Aim –
Each entry below should be echoed exactly, with pictures omitted.

Information given –
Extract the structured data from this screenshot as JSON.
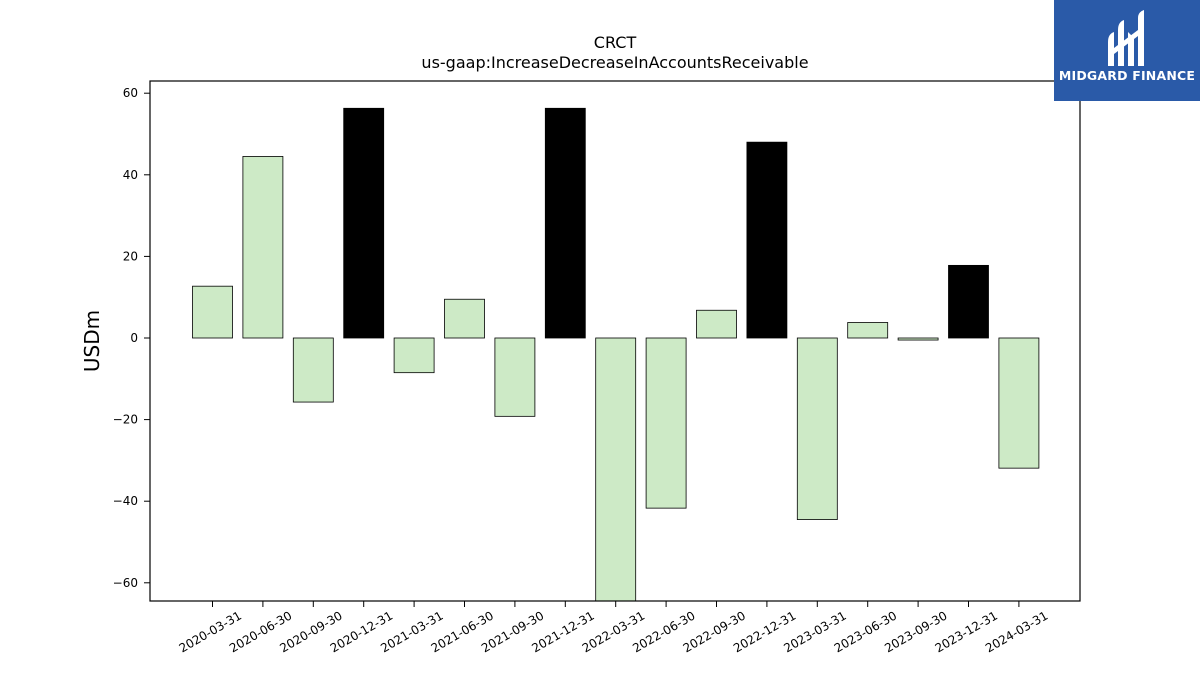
{
  "chart_data": {
    "type": "bar",
    "title": "CRCT",
    "subtitle": "us-gaap:IncreaseDecreaseInAccountsReceivable",
    "ylabel": "USDm",
    "ylim": [
      -64,
      63
    ],
    "yticks": [
      60,
      40,
      20,
      0,
      -20,
      -40,
      -60
    ],
    "ytick_labels": [
      "60",
      "40",
      "20",
      "0",
      "−20",
      "−40",
      "−60"
    ],
    "categories": [
      "2020-03-31",
      "2020-06-30",
      "2020-09-30",
      "2020-12-31",
      "2021-03-31",
      "2021-06-30",
      "2021-09-30",
      "2021-12-31",
      "2022-03-31",
      "2022-06-30",
      "2022-09-30",
      "2022-12-31",
      "2023-03-31",
      "2023-06-30",
      "2023-09-30",
      "2023-12-31",
      "2024-03-31"
    ],
    "values": [
      12.7,
      44.5,
      -15.7,
      56.3,
      -8.5,
      9.5,
      -19.2,
      56.3,
      -64.5,
      -41.7,
      6.8,
      48.0,
      -44.5,
      3.8,
      -0.5,
      17.8,
      -31.9
    ],
    "highlight": [
      false,
      false,
      false,
      true,
      false,
      false,
      false,
      true,
      false,
      false,
      false,
      true,
      false,
      false,
      false,
      true,
      false
    ],
    "colors": {
      "normal": "#cdeac6",
      "highlight": "#000000",
      "edge": "#000000"
    },
    "grid": false
  },
  "logo": {
    "text": "MIDGARD FINANCE",
    "background": "#2a5aa8"
  }
}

Task result –
Extract the structured data from this screenshot as JSON.
{
  "chart_data": {
    "type": "bar",
    "title": "CRCT",
    "subtitle": "us-gaap:IncreaseDecreaseInAccountsReceivable",
    "ylabel": "USDm",
    "ylim": [
      -64,
      63
    ],
    "yticks": [
      60,
      40,
      20,
      0,
      -20,
      -40,
      -60
    ],
    "ytick_labels": [
      "60",
      "40",
      "20",
      "0",
      "−20",
      "−40",
      "−60"
    ],
    "categories": [
      "2020-03-31",
      "2020-06-30",
      "2020-09-30",
      "2020-12-31",
      "2021-03-31",
      "2021-06-30",
      "2021-09-30",
      "2021-12-31",
      "2022-03-31",
      "2022-06-30",
      "2022-09-30",
      "2022-12-31",
      "2023-03-31",
      "2023-06-30",
      "2023-09-30",
      "2023-12-31",
      "2024-03-31"
    ],
    "values": [
      12.7,
      44.5,
      -15.7,
      56.3,
      -8.5,
      9.5,
      -19.2,
      56.3,
      -64.5,
      -41.7,
      6.8,
      48.0,
      -44.5,
      3.8,
      -0.5,
      17.8,
      -31.9
    ],
    "highlight": [
      false,
      false,
      false,
      true,
      false,
      false,
      false,
      true,
      false,
      false,
      false,
      true,
      false,
      false,
      false,
      true,
      false
    ],
    "colors": {
      "normal": "#cdeac6",
      "highlight": "#000000",
      "edge": "#000000"
    },
    "grid": false
  },
  "logo": {
    "text": "MIDGARD FINANCE",
    "background": "#2a5aa8"
  }
}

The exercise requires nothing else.